*Directions:* In this exercise, return the whole listing exactly, excluding any images.
--- start Input records ---
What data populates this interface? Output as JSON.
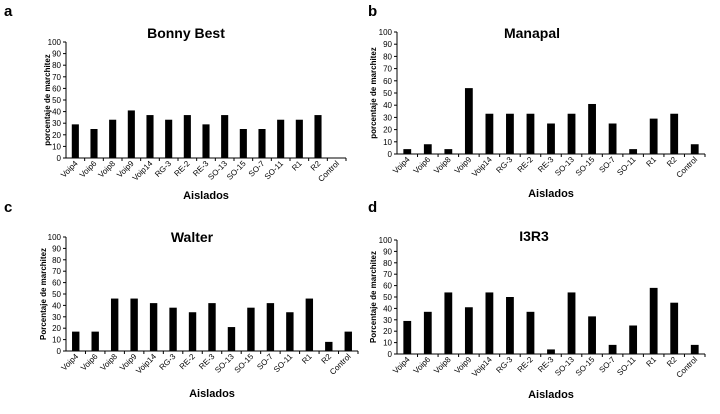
{
  "chart_data": [
    {
      "panel_label": "a",
      "type": "bar",
      "title": "Bonny Best",
      "ylabel": "porcentaje de marchitez",
      "xlabel": "Aislados",
      "ylim": [
        0,
        100
      ],
      "yticks": [
        0,
        10,
        20,
        30,
        40,
        50,
        60,
        70,
        80,
        90,
        100
      ],
      "categories": [
        "Voip4",
        "Voip6",
        "Voip8",
        "Voip9",
        "Voip14",
        "RG-3",
        "RE-2",
        "RE-3",
        "SO-13",
        "SO-15",
        "SO-7",
        "SO-11",
        "R1",
        "R2",
        "Control"
      ],
      "values": [
        29,
        25,
        33,
        41,
        37,
        33,
        37,
        29,
        37,
        25,
        25,
        33,
        33,
        37,
        0
      ]
    },
    {
      "panel_label": "b",
      "type": "bar",
      "title": "Manapal",
      "ylabel": "porcentaje de marchitez",
      "xlabel": "Aislados",
      "ylim": [
        0,
        100
      ],
      "yticks": [
        0,
        10,
        20,
        30,
        40,
        50,
        60,
        70,
        80,
        90,
        100
      ],
      "categories": [
        "Voip4",
        "Voip6",
        "Voip8",
        "Voip9",
        "Voip14",
        "RG-3",
        "RE-2",
        "RE-3",
        "SO-13",
        "SO-15",
        "SO-7",
        "SO-11",
        "R1",
        "R2",
        "Control"
      ],
      "values": [
        4,
        8,
        4,
        54,
        33,
        33,
        33,
        25,
        33,
        41,
        25,
        4,
        29,
        33,
        8
      ]
    },
    {
      "panel_label": "c",
      "type": "bar",
      "title": "Walter",
      "ylabel": "Porcentaje de marchitez",
      "xlabel": "Aislados",
      "ylim": [
        0,
        100
      ],
      "yticks": [
        0,
        10,
        20,
        30,
        40,
        50,
        60,
        70,
        80,
        90,
        100
      ],
      "categories": [
        "Voip4",
        "Voip6",
        "Voip8",
        "Voip9",
        "Voip14",
        "RG-3",
        "RE-2",
        "RE-3",
        "SO-13",
        "SO-15",
        "SO-7",
        "SO-11",
        "R1",
        "R2",
        "Control"
      ],
      "values": [
        17,
        17,
        46,
        46,
        42,
        38,
        34,
        42,
        21,
        38,
        42,
        34,
        46,
        8,
        17
      ]
    },
    {
      "panel_label": "d",
      "type": "bar",
      "title": "I3R3",
      "ylabel": "Porcentaje de marchitez",
      "xlabel": "Aislados",
      "ylim": [
        0,
        100
      ],
      "yticks": [
        0,
        10,
        20,
        30,
        40,
        50,
        60,
        70,
        80,
        90,
        100
      ],
      "categories": [
        "Voip4",
        "Voip6",
        "Voip8",
        "Voip9",
        "Voip14",
        "RG-3",
        "RE-2",
        "RE-3",
        "SO-13",
        "SO-15",
        "SO-7",
        "SO-11",
        "R1",
        "R2",
        "Control"
      ],
      "values": [
        29,
        37,
        54,
        41,
        54,
        50,
        37,
        4,
        54,
        33,
        8,
        25,
        58,
        45,
        8
      ]
    }
  ]
}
--- end Input records ---
*Response to this task:*
What data populates this interface? Output as JSON.
{
  "chart_data": [
    {
      "panel_label": "a",
      "type": "bar",
      "title": "Bonny Best",
      "ylabel": "porcentaje de marchitez",
      "xlabel": "Aislados",
      "ylim": [
        0,
        100
      ],
      "yticks": [
        0,
        10,
        20,
        30,
        40,
        50,
        60,
        70,
        80,
        90,
        100
      ],
      "categories": [
        "Voip4",
        "Voip6",
        "Voip8",
        "Voip9",
        "Voip14",
        "RG-3",
        "RE-2",
        "RE-3",
        "SO-13",
        "SO-15",
        "SO-7",
        "SO-11",
        "R1",
        "R2",
        "Control"
      ],
      "values": [
        29,
        25,
        33,
        41,
        37,
        33,
        37,
        29,
        37,
        25,
        25,
        33,
        33,
        37,
        0
      ]
    },
    {
      "panel_label": "b",
      "type": "bar",
      "title": "Manapal",
      "ylabel": "porcentaje de marchitez",
      "xlabel": "Aislados",
      "ylim": [
        0,
        100
      ],
      "yticks": [
        0,
        10,
        20,
        30,
        40,
        50,
        60,
        70,
        80,
        90,
        100
      ],
      "categories": [
        "Voip4",
        "Voip6",
        "Voip8",
        "Voip9",
        "Voip14",
        "RG-3",
        "RE-2",
        "RE-3",
        "SO-13",
        "SO-15",
        "SO-7",
        "SO-11",
        "R1",
        "R2",
        "Control"
      ],
      "values": [
        4,
        8,
        4,
        54,
        33,
        33,
        33,
        25,
        33,
        41,
        25,
        4,
        29,
        33,
        8
      ]
    },
    {
      "panel_label": "c",
      "type": "bar",
      "title": "Walter",
      "ylabel": "Porcentaje de marchitez",
      "xlabel": "Aislados",
      "ylim": [
        0,
        100
      ],
      "yticks": [
        0,
        10,
        20,
        30,
        40,
        50,
        60,
        70,
        80,
        90,
        100
      ],
      "categories": [
        "Voip4",
        "Voip6",
        "Voip8",
        "Voip9",
        "Voip14",
        "RG-3",
        "RE-2",
        "RE-3",
        "SO-13",
        "SO-15",
        "SO-7",
        "SO-11",
        "R1",
        "R2",
        "Control"
      ],
      "values": [
        17,
        17,
        46,
        46,
        42,
        38,
        34,
        42,
        21,
        38,
        42,
        34,
        46,
        8,
        17
      ]
    },
    {
      "panel_label": "d",
      "type": "bar",
      "title": "I3R3",
      "ylabel": "Porcentaje de marchitez",
      "xlabel": "Aislados",
      "ylim": [
        0,
        100
      ],
      "yticks": [
        0,
        10,
        20,
        30,
        40,
        50,
        60,
        70,
        80,
        90,
        100
      ],
      "categories": [
        "Voip4",
        "Voip6",
        "Voip8",
        "Voip9",
        "Voip14",
        "RG-3",
        "RE-2",
        "RE-3",
        "SO-13",
        "SO-15",
        "SO-7",
        "SO-11",
        "R1",
        "R2",
        "Control"
      ],
      "values": [
        29,
        37,
        54,
        41,
        54,
        50,
        37,
        4,
        54,
        33,
        8,
        25,
        58,
        45,
        8
      ]
    }
  ]
}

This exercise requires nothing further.